(Rows from a figure dataset)
::::::

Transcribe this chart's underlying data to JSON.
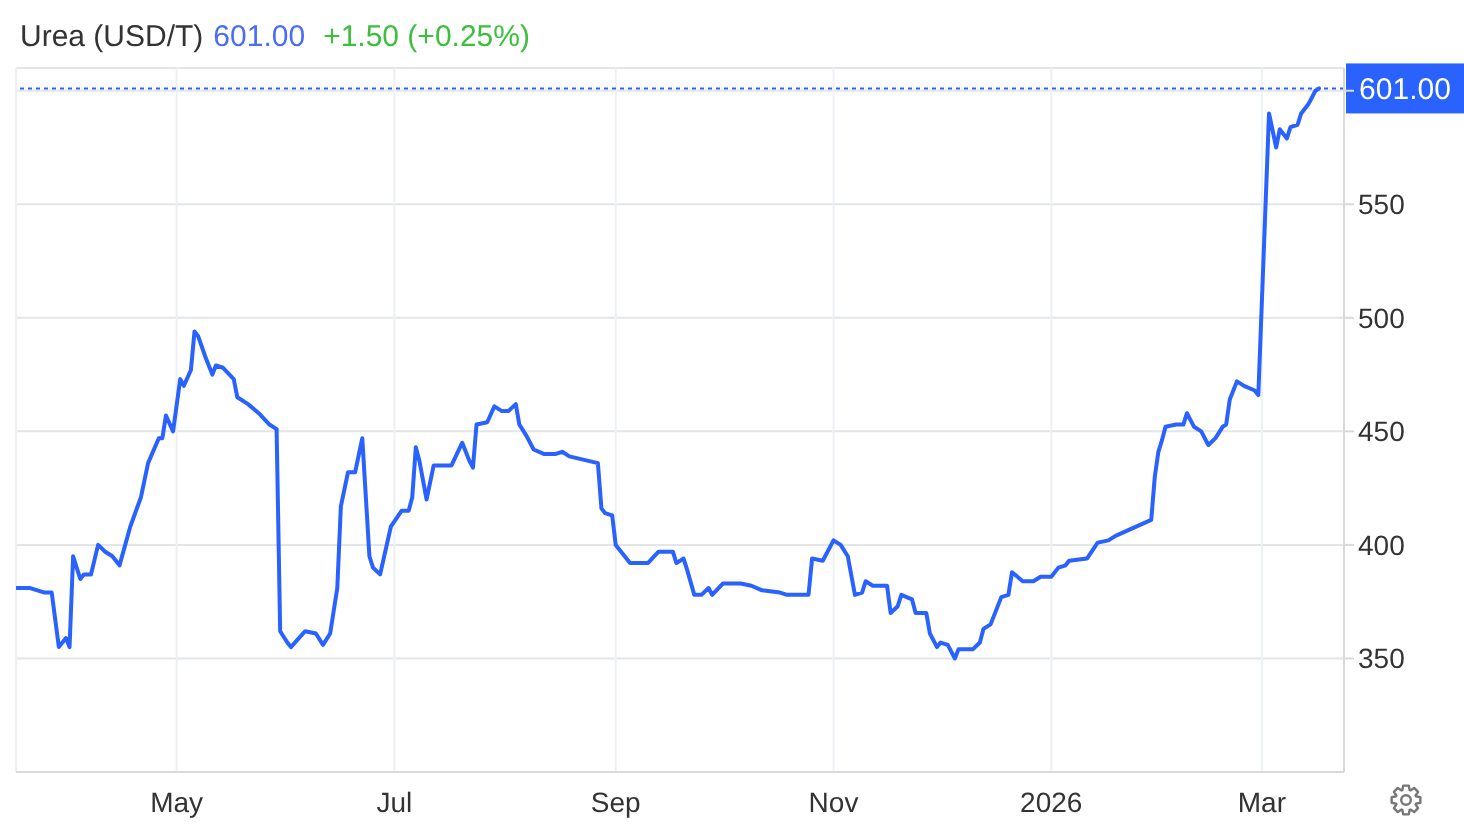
{
  "chart_data": {
    "type": "line",
    "title": "Urea (USD/T)",
    "annotations": [
      "601.00",
      "+1.50 (+0.25%)"
    ],
    "x": [
      "2025-03-17",
      "2025-03-21",
      "2025-03-25",
      "2025-03-27",
      "2025-03-29",
      "2025-03-31",
      "2025-04-01",
      "2025-04-02",
      "2025-04-04",
      "2025-04-05",
      "2025-04-07",
      "2025-04-09",
      "2025-04-11",
      "2025-04-13",
      "2025-04-15",
      "2025-04-18",
      "2025-04-21",
      "2025-04-23",
      "2025-04-26",
      "2025-04-27",
      "2025-04-28",
      "2025-04-30",
      "2025-05-02",
      "2025-05-03",
      "2025-05-05",
      "2025-05-06",
      "2025-05-07",
      "2025-05-09",
      "2025-05-11",
      "2025-05-12",
      "2025-05-14",
      "2025-05-17",
      "2025-05-18",
      "2025-05-21",
      "2025-05-24",
      "2025-05-27",
      "2025-05-29",
      "2025-05-30",
      "2025-06-01",
      "2025-06-02",
      "2025-06-06",
      "2025-06-09",
      "2025-06-11",
      "2025-06-13",
      "2025-06-15",
      "2025-06-16",
      "2025-06-18",
      "2025-06-20",
      "2025-06-22",
      "2025-06-24",
      "2025-06-25",
      "2025-06-27",
      "2025-06-30",
      "2025-07-03",
      "2025-07-05",
      "2025-07-06",
      "2025-07-07",
      "2025-07-08",
      "2025-07-10",
      "2025-07-12",
      "2025-07-17",
      "2025-07-20",
      "2025-07-22",
      "2025-07-23",
      "2025-07-24",
      "2025-07-27",
      "2025-07-29",
      "2025-07-31",
      "2025-08-02",
      "2025-08-04",
      "2025-08-05",
      "2025-08-07",
      "2025-08-09",
      "2025-08-12",
      "2025-08-15",
      "2025-08-17",
      "2025-08-19",
      "2025-08-27",
      "2025-08-28",
      "2025-08-29",
      "2025-08-31",
      "2025-09-01",
      "2025-09-03",
      "2025-09-05",
      "2025-09-07",
      "2025-09-10",
      "2025-09-13",
      "2025-09-17",
      "2025-09-18",
      "2025-09-20",
      "2025-09-21",
      "2025-09-23",
      "2025-09-25",
      "2025-09-27",
      "2025-09-28",
      "2025-10-01",
      "2025-10-06",
      "2025-10-09",
      "2025-10-12",
      "2025-10-17",
      "2025-10-19",
      "2025-10-25",
      "2025-10-26",
      "2025-10-29",
      "2025-11-01",
      "2025-11-03",
      "2025-11-05",
      "2025-11-07",
      "2025-11-09",
      "2025-11-10",
      "2025-11-12",
      "2025-11-16",
      "2025-11-17",
      "2025-11-19",
      "2025-11-20",
      "2025-11-23",
      "2025-11-24",
      "2025-11-27",
      "2025-11-28",
      "2025-11-30",
      "2025-12-01",
      "2025-12-03",
      "2025-12-05",
      "2025-12-06",
      "2025-12-10",
      "2025-12-12",
      "2025-12-13",
      "2025-12-15",
      "2025-12-18",
      "2025-12-20",
      "2025-12-21",
      "2025-12-24",
      "2025-12-27",
      "2025-12-29",
      "2026-01-01",
      "2026-01-03",
      "2026-01-05",
      "2026-01-06",
      "2026-01-11",
      "2026-01-14",
      "2026-01-17",
      "2026-01-19",
      "2026-01-29",
      "2026-01-30",
      "2026-01-31",
      "2026-02-01",
      "2026-02-02",
      "2026-02-05",
      "2026-02-07",
      "2026-02-08",
      "2026-02-10",
      "2026-02-12",
      "2026-02-14",
      "2026-02-16",
      "2026-02-18",
      "2026-02-19",
      "2026-02-20",
      "2026-02-22",
      "2026-02-24",
      "2026-02-27",
      "2026-02-28",
      "2026-03-03",
      "2026-03-05",
      "2026-03-06",
      "2026-03-08",
      "2026-03-09",
      "2026-03-11",
      "2026-03-12",
      "2026-03-14",
      "2026-03-16",
      "2026-03-17"
    ],
    "series": [
      {
        "color": "#2962ff",
        "values": [
          381,
          381,
          379,
          379,
          355,
          359,
          355,
          395,
          385,
          387,
          387,
          400,
          397,
          395,
          391,
          408,
          421,
          436,
          447,
          447,
          457,
          450,
          473,
          470,
          477,
          494,
          492,
          483,
          475,
          479,
          478,
          473,
          465,
          462,
          458,
          453,
          451,
          362,
          357,
          355,
          362,
          361,
          356,
          361,
          381,
          417,
          432,
          432,
          447,
          395,
          390,
          387,
          408,
          415,
          415,
          421,
          443,
          437,
          420,
          435,
          435,
          445,
          437,
          434,
          453,
          454,
          461,
          459,
          459,
          462,
          453,
          448,
          442,
          440,
          440,
          441,
          439,
          436,
          416,
          414,
          413,
          400,
          396,
          392,
          392,
          392,
          397,
          397,
          392,
          394,
          389,
          378,
          378,
          381,
          378,
          383,
          383,
          382,
          380,
          379,
          378,
          378,
          394,
          393,
          402,
          400,
          395,
          378,
          379,
          384,
          382,
          382,
          370,
          373,
          378,
          376,
          370,
          370,
          361,
          355,
          357,
          356,
          350,
          354,
          354,
          357,
          363,
          365,
          377,
          378,
          388,
          384,
          384,
          386,
          386,
          390,
          391,
          393,
          394,
          401,
          402,
          404,
          411,
          430,
          441,
          446,
          452,
          453,
          453,
          458,
          452,
          450,
          444,
          447,
          452,
          453,
          464,
          472,
          470,
          468,
          466,
          590,
          575,
          583,
          579,
          584,
          585,
          590,
          594,
          600,
          601
        ]
      }
    ],
    "xlim": [
      "2025-03-17",
      "2026-03-24"
    ],
    "xticks": [
      {
        "value": "2025-05-01",
        "label": "May"
      },
      {
        "value": "2025-07-01",
        "label": "Jul"
      },
      {
        "value": "2025-09-01",
        "label": "Sep"
      },
      {
        "value": "2025-11-01",
        "label": "Nov"
      },
      {
        "value": "2026-01-01",
        "label": "2026"
      },
      {
        "value": "2026-03-01",
        "label": "Mar"
      }
    ],
    "ylim": [
      300,
      610
    ],
    "yticks": [
      350,
      400,
      450,
      500,
      550,
      {
        "value": 600,
        "label": null
      }
    ],
    "grid": true,
    "ref_lines": [
      {
        "axis": "y",
        "value": 601,
        "label": "601.00",
        "color": "#2962ff",
        "line_style": "dotted"
      }
    ]
  }
}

::::::

What to do - Lines containing the string "label" are to be selected and copied.

Reply to the exercise -
        "label": "May"
        "label": "Jul"
        "label": "Sep"
        "label": "Nov"
        "label": "2026"
        "label": "Mar"
        "label": null
        "label": "601.00",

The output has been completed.